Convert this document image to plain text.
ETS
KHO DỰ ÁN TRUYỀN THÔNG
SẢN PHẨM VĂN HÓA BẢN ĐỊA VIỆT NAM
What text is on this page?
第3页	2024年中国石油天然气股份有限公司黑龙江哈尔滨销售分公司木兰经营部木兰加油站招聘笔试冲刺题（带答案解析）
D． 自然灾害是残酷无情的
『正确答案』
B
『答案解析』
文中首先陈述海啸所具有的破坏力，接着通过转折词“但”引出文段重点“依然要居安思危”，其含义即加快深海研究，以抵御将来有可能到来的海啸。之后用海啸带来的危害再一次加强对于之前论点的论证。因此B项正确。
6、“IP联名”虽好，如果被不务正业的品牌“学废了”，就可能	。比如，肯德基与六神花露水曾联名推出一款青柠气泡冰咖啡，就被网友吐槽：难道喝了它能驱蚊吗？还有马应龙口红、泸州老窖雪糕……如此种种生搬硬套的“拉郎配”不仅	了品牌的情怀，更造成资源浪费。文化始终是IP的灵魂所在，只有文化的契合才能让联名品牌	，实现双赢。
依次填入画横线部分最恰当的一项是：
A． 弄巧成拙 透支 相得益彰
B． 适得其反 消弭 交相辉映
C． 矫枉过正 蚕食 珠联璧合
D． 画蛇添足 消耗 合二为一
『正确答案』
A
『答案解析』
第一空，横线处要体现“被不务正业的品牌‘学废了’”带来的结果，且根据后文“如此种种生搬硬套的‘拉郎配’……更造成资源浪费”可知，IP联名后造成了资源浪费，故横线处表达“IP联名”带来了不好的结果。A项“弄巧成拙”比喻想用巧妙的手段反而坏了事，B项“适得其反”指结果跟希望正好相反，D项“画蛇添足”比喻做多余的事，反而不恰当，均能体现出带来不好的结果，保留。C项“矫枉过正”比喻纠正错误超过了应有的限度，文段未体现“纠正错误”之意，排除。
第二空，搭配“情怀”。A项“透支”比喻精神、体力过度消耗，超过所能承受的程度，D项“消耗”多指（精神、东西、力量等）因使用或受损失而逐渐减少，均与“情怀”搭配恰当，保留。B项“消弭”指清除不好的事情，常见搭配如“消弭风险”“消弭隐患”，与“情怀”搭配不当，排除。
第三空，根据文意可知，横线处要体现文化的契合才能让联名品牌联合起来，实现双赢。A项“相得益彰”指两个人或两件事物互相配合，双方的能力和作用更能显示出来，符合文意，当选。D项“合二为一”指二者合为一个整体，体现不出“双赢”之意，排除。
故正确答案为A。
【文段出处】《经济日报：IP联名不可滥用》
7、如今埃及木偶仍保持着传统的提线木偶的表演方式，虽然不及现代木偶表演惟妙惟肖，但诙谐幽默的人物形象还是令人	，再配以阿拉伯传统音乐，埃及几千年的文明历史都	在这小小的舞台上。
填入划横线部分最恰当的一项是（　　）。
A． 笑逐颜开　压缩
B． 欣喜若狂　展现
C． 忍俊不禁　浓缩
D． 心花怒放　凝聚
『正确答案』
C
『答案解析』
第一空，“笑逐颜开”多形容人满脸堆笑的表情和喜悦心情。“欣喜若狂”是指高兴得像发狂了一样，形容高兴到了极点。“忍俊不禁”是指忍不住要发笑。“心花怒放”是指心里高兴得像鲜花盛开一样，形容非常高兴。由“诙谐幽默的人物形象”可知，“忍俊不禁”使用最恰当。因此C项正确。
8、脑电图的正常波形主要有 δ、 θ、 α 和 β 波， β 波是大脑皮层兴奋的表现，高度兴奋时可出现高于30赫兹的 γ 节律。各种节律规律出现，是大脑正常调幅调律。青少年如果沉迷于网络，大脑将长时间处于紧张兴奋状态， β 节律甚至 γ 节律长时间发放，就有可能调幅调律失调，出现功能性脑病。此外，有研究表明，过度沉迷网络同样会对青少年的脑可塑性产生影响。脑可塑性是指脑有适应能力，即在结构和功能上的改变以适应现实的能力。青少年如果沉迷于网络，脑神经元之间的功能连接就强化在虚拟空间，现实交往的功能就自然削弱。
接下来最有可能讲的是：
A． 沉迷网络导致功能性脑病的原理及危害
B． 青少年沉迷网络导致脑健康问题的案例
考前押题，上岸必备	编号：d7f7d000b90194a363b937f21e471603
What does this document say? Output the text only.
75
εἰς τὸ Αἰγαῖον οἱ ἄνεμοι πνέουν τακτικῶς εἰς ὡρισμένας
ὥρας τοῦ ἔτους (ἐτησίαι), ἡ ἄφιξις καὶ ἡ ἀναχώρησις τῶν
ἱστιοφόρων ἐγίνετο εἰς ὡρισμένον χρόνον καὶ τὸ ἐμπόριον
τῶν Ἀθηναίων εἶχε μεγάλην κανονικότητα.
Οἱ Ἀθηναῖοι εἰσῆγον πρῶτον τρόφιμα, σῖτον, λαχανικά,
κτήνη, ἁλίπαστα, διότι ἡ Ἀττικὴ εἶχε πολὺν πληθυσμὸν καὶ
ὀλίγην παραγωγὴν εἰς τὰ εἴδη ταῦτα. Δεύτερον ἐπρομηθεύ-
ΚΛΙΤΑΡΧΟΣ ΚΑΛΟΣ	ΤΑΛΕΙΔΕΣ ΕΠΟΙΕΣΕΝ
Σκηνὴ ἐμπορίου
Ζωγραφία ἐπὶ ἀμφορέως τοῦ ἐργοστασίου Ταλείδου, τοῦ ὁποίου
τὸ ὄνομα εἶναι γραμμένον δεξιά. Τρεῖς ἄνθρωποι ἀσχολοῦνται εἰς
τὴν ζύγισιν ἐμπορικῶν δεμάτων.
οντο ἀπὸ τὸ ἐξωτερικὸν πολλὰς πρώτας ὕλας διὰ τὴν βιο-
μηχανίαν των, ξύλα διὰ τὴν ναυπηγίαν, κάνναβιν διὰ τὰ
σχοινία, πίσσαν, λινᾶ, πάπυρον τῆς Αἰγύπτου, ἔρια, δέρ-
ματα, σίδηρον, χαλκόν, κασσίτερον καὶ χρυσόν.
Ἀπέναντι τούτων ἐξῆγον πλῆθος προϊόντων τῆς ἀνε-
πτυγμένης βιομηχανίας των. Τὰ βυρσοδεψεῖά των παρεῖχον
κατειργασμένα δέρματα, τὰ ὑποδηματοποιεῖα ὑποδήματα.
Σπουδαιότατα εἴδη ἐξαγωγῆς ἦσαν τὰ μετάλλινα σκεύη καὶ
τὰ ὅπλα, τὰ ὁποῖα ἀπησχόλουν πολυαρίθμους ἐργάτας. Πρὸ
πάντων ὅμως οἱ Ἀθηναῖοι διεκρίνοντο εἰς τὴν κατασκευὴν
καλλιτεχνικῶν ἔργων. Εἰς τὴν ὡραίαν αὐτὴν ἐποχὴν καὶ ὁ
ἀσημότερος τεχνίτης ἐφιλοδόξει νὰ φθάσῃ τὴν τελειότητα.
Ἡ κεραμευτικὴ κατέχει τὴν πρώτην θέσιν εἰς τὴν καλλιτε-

• • • • •

*INSTRUCTIONS TO FOLLOW:* Return all lines containing the word "text".

*WORKED SOLUTION:*
Convert this document image to plain text.
What text is on this page?
What does this document say? Output the text only.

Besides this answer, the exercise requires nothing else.